▸ **To do**
Which lines in the records below contain the word "изменено"? Copy each of them.

* begin *

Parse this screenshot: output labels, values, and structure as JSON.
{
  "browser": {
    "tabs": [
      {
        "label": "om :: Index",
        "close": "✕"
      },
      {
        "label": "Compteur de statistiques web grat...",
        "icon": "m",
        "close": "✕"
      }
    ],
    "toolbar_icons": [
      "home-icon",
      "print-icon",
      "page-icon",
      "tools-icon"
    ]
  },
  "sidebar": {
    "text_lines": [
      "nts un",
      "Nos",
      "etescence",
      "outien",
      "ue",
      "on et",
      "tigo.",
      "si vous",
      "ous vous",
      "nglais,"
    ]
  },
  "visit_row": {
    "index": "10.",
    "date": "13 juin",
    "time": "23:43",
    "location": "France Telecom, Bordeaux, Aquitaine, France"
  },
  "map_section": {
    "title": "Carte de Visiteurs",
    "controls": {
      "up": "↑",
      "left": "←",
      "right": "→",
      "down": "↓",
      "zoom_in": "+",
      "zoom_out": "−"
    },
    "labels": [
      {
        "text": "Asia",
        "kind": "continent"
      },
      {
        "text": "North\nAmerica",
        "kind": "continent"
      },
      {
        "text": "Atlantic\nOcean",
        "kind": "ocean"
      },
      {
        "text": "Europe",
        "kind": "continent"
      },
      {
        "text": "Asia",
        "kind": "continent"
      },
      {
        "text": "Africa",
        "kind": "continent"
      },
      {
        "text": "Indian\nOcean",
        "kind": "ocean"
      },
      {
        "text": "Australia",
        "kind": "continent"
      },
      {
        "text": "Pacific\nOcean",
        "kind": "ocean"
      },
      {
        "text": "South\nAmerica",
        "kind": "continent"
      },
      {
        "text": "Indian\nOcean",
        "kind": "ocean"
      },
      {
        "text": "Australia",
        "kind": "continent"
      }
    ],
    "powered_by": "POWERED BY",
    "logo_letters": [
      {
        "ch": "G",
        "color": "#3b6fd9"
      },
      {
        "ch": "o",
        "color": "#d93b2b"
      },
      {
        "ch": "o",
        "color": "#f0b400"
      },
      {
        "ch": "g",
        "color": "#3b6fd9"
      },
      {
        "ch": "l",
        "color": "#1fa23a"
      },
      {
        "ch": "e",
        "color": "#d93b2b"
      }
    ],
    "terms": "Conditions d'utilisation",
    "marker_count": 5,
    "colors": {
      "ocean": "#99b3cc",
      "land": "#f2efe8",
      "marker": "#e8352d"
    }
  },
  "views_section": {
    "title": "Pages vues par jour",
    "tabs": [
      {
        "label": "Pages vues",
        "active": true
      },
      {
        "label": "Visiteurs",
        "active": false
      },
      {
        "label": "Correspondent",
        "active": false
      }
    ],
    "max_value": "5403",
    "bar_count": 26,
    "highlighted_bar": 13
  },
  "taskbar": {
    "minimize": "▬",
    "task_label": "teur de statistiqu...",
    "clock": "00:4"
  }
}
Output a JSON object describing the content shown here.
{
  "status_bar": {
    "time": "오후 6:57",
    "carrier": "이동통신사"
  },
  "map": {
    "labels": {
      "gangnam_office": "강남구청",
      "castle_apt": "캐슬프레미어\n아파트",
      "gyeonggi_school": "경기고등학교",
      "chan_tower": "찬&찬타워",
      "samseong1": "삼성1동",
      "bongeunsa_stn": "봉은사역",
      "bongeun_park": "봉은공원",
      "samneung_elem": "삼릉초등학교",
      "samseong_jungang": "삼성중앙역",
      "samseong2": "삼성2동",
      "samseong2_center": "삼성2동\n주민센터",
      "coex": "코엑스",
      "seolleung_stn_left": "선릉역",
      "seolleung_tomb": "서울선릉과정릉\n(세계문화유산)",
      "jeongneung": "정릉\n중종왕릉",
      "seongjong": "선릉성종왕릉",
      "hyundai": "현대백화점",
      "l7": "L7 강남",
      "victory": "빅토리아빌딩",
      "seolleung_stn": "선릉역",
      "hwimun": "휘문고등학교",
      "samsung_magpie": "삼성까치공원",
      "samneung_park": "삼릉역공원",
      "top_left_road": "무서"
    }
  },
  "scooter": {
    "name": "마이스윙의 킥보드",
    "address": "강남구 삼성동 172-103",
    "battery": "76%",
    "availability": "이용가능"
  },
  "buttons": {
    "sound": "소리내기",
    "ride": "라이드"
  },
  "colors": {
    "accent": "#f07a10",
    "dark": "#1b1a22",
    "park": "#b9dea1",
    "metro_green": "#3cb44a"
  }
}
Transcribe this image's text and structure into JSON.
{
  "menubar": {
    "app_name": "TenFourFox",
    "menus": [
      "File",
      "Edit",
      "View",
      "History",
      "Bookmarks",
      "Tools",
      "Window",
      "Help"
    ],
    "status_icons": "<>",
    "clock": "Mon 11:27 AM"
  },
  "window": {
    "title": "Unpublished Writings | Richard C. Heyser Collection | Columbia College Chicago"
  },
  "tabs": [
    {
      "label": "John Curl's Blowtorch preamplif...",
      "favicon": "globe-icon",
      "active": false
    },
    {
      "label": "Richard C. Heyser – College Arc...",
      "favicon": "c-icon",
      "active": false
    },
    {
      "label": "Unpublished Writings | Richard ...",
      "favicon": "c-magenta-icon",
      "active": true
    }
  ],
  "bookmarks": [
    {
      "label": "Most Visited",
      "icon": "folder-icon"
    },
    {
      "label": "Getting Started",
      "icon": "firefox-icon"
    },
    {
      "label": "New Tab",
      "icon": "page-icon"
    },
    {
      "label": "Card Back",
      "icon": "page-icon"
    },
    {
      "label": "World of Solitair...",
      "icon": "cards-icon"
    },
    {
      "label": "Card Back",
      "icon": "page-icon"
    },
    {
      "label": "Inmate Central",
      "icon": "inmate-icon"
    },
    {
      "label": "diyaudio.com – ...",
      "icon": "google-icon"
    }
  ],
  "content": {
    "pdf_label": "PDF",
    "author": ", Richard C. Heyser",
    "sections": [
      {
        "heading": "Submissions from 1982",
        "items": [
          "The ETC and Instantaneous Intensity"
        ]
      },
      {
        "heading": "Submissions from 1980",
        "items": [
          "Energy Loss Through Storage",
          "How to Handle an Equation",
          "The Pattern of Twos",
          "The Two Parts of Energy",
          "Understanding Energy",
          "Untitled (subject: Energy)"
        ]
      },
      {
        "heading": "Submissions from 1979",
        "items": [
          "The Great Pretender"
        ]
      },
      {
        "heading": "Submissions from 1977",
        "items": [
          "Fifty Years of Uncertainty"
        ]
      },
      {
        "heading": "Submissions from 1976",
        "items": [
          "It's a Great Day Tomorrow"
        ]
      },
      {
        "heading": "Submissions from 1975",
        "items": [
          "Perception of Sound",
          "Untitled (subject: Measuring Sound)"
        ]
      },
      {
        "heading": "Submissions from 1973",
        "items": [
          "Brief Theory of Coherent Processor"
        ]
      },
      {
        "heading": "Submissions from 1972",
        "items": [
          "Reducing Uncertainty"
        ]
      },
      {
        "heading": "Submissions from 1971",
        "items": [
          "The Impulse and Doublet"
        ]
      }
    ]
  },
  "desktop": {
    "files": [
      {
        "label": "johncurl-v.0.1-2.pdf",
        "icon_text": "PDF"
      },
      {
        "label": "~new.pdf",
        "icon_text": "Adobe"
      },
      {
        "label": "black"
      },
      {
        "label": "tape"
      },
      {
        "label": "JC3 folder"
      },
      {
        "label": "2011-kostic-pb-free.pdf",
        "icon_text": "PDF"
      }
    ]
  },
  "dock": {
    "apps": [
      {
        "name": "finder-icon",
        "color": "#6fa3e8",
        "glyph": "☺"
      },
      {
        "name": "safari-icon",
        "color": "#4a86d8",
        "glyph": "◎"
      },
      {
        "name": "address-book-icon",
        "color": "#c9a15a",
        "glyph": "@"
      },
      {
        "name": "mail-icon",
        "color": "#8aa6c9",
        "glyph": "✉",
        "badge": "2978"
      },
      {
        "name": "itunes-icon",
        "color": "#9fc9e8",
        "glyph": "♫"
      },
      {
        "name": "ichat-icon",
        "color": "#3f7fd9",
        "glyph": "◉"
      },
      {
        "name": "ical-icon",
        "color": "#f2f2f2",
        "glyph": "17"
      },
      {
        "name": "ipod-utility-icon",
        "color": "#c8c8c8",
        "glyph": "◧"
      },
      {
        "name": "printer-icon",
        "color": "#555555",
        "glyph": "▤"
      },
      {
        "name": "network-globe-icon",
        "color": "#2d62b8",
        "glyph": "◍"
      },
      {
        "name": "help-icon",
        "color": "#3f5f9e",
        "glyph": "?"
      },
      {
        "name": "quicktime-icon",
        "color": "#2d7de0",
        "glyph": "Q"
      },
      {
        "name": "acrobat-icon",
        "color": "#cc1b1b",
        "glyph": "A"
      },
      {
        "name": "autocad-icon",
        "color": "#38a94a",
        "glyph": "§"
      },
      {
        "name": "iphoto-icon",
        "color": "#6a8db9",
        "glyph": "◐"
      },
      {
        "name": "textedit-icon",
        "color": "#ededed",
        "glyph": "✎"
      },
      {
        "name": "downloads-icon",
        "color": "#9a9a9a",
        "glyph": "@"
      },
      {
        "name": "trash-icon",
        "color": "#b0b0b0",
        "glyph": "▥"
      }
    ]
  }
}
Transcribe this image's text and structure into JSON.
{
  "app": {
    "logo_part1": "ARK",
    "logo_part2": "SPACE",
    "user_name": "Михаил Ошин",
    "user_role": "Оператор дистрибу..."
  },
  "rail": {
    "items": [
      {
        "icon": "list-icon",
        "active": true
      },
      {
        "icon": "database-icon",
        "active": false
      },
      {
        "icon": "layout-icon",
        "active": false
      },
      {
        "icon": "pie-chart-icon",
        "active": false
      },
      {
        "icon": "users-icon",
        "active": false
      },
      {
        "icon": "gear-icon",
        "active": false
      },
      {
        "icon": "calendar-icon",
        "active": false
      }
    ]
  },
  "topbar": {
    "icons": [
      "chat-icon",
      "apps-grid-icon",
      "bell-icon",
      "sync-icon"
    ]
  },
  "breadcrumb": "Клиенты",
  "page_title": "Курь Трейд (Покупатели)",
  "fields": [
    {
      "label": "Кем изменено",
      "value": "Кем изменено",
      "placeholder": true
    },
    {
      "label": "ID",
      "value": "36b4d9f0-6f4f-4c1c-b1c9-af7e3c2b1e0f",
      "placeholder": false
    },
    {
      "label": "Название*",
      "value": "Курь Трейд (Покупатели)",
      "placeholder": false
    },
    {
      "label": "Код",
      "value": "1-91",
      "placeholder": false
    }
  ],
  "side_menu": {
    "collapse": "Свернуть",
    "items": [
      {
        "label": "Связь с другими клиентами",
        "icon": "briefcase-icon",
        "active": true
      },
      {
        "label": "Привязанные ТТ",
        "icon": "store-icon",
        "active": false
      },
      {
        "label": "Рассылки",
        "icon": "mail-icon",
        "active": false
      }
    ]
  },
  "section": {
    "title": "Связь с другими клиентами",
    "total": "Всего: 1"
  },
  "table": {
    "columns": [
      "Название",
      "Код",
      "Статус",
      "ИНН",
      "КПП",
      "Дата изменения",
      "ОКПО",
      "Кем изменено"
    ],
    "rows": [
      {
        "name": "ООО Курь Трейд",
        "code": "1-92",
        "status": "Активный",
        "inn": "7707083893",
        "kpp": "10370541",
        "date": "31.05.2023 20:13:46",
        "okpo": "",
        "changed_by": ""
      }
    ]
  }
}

* end *

▸ **Full answer**
      "label": "Кем изменено",
      "value": "Кем изменено",
      "Кем изменено"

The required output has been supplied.